**EXERCISE INPUT:**
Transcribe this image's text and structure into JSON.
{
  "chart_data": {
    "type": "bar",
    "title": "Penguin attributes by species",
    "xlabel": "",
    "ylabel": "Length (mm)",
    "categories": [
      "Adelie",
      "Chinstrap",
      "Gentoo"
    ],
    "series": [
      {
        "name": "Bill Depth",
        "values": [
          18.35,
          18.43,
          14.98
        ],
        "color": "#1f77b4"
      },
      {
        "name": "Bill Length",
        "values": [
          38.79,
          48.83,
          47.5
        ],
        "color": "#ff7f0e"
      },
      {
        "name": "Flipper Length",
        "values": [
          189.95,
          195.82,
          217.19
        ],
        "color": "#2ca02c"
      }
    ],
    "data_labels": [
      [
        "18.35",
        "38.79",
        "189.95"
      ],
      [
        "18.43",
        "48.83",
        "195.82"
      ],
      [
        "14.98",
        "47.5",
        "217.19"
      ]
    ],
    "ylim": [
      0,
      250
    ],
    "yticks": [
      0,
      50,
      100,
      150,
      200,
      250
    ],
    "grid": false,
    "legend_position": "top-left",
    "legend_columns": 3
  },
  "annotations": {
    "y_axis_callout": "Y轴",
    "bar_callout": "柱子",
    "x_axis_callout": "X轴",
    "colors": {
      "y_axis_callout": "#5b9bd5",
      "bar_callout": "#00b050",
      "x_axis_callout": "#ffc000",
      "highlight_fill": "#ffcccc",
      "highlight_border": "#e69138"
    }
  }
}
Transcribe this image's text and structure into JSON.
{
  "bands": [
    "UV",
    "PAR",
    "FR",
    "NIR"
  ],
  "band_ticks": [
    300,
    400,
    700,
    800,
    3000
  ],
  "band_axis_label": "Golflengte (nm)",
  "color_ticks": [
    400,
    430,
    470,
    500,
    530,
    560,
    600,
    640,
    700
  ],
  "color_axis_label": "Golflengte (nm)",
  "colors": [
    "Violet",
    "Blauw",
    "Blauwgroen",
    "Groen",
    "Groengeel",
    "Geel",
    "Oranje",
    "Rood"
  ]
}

**DO THIS:**
Return each line of the records above exactly as it reads.

**FINAL ANSWER:**
Transcribe this image's text and structure into JSON.
{
  "chart_data": {
    "type": "bar",
    "title": "Penguin attributes by species",
    "xlabel": "",
    "ylabel": "Length (mm)",
    "categories": [
      "Adelie",
      "Chinstrap",
      "Gentoo"
    ],
    "series": [
      {
        "name": "Bill Depth",
        "values": [
          18.35,
          18.43,
          14.98
        ],
        "color": "#1f77b4"
      },
      {
        "name": "Bill Length",
        "values": [
          38.79,
          48.83,
          47.5
        ],
        "color": "#ff7f0e"
      },
      {
        "name": "Flipper Length",
        "values": [
          189.95,
          195.82,
          217.19
        ],
        "color": "#2ca02c"
      }
    ],
    "data_labels": [
      [
        "18.35",
        "38.79",
        "189.95"
      ],
      [
        "18.43",
        "48.83",
        "195.82"
      ],
      [
        "14.98",
        "47.5",
        "217.19"
      ]
    ],
    "ylim": [
      0,
      250
    ],
    "yticks": [
      0,
      50,
      100,
      150,
      200,
      250
    ],
    "grid": false,
    "legend_position": "top-left",
    "legend_columns": 3
  },
  "annotations": {
    "y_axis_callout": "Y轴",
    "bar_callout": "柱子",
    "x_axis_callout": "X轴",
    "colors": {
      "y_axis_callout": "#5b9bd5",
      "bar_callout": "#00b050",
      "x_axis_callout": "#ffc000",
      "highlight_fill": "#ffcccc",
      "highlight_border": "#e69138"
    }
  }
}
Transcribe this image's text and structure into JSON.
{
  "bands": [
    "UV",
    "PAR",
    "FR",
    "NIR"
  ],
  "band_ticks": [
    300,
    400,
    700,
    800,
    3000
  ],
  "band_axis_label": "Golflengte (nm)",
  "color_ticks": [
    400,
    430,
    470,
    500,
    530,
    560,
    600,
    640,
    700
  ],
  "color_axis_label": "Golflengte (nm)",
  "colors": [
    "Violet",
    "Blauw",
    "Blauwgroen",
    "Groen",
    "Groengeel",
    "Geel",
    "Oranje",
    "Rood"
  ]
}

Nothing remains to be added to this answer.